GIVEN EXERCISE: Reproduce the listing below word for word, with no pictures.
** begin INPUT FOR THIS TASK **
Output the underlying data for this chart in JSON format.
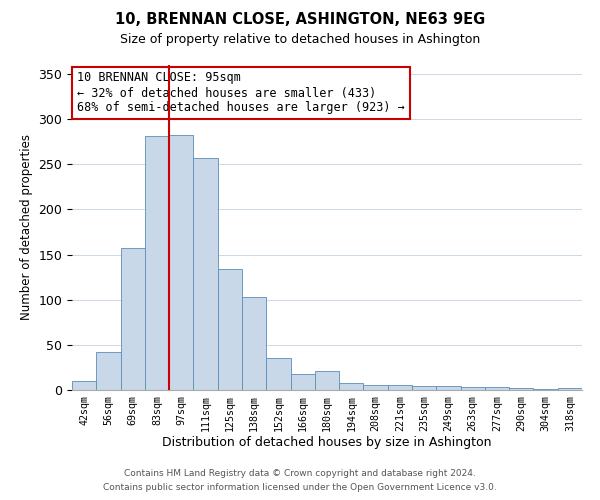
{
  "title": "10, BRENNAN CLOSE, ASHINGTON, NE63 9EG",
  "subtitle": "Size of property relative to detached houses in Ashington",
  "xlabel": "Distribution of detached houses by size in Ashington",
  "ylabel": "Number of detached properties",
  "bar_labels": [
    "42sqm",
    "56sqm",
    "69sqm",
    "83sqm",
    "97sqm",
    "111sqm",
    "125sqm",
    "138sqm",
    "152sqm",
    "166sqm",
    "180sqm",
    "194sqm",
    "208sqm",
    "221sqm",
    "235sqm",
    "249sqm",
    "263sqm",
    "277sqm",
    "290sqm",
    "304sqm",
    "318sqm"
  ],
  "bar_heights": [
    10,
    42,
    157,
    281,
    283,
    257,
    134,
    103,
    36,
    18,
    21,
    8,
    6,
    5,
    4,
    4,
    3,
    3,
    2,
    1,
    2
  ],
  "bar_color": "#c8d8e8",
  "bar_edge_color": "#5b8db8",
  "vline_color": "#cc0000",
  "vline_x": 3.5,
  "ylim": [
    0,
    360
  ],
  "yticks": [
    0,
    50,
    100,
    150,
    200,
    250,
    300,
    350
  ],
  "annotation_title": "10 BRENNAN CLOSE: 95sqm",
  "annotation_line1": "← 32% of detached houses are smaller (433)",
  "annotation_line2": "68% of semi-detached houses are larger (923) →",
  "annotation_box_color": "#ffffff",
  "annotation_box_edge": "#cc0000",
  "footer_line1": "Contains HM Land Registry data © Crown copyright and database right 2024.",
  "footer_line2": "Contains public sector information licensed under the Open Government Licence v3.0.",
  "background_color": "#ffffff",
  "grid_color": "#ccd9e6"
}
** end INPUT FOR THIS TASK **
REPLY TO THE EXERCISE:
Output the underlying data for this chart in JSON format.
{
  "title": "10, BRENNAN CLOSE, ASHINGTON, NE63 9EG",
  "subtitle": "Size of property relative to detached houses in Ashington",
  "xlabel": "Distribution of detached houses by size in Ashington",
  "ylabel": "Number of detached properties",
  "bar_labels": [
    "42sqm",
    "56sqm",
    "69sqm",
    "83sqm",
    "97sqm",
    "111sqm",
    "125sqm",
    "138sqm",
    "152sqm",
    "166sqm",
    "180sqm",
    "194sqm",
    "208sqm",
    "221sqm",
    "235sqm",
    "249sqm",
    "263sqm",
    "277sqm",
    "290sqm",
    "304sqm",
    "318sqm"
  ],
  "bar_heights": [
    10,
    42,
    157,
    281,
    283,
    257,
    134,
    103,
    36,
    18,
    21,
    8,
    6,
    5,
    4,
    4,
    3,
    3,
    2,
    1,
    2
  ],
  "bar_color": "#c8d8e8",
  "bar_edge_color": "#5b8db8",
  "vline_color": "#cc0000",
  "vline_x": 3.5,
  "ylim": [
    0,
    360
  ],
  "yticks": [
    0,
    50,
    100,
    150,
    200,
    250,
    300,
    350
  ],
  "annotation_title": "10 BRENNAN CLOSE: 95sqm",
  "annotation_line1": "← 32% of detached houses are smaller (433)",
  "annotation_line2": "68% of semi-detached houses are larger (923) →",
  "annotation_box_color": "#ffffff",
  "annotation_box_edge": "#cc0000",
  "footer_line1": "Contains HM Land Registry data © Crown copyright and database right 2024.",
  "footer_line2": "Contains public sector information licensed under the Open Government Licence v3.0.",
  "background_color": "#ffffff",
  "grid_color": "#ccd9e6"
}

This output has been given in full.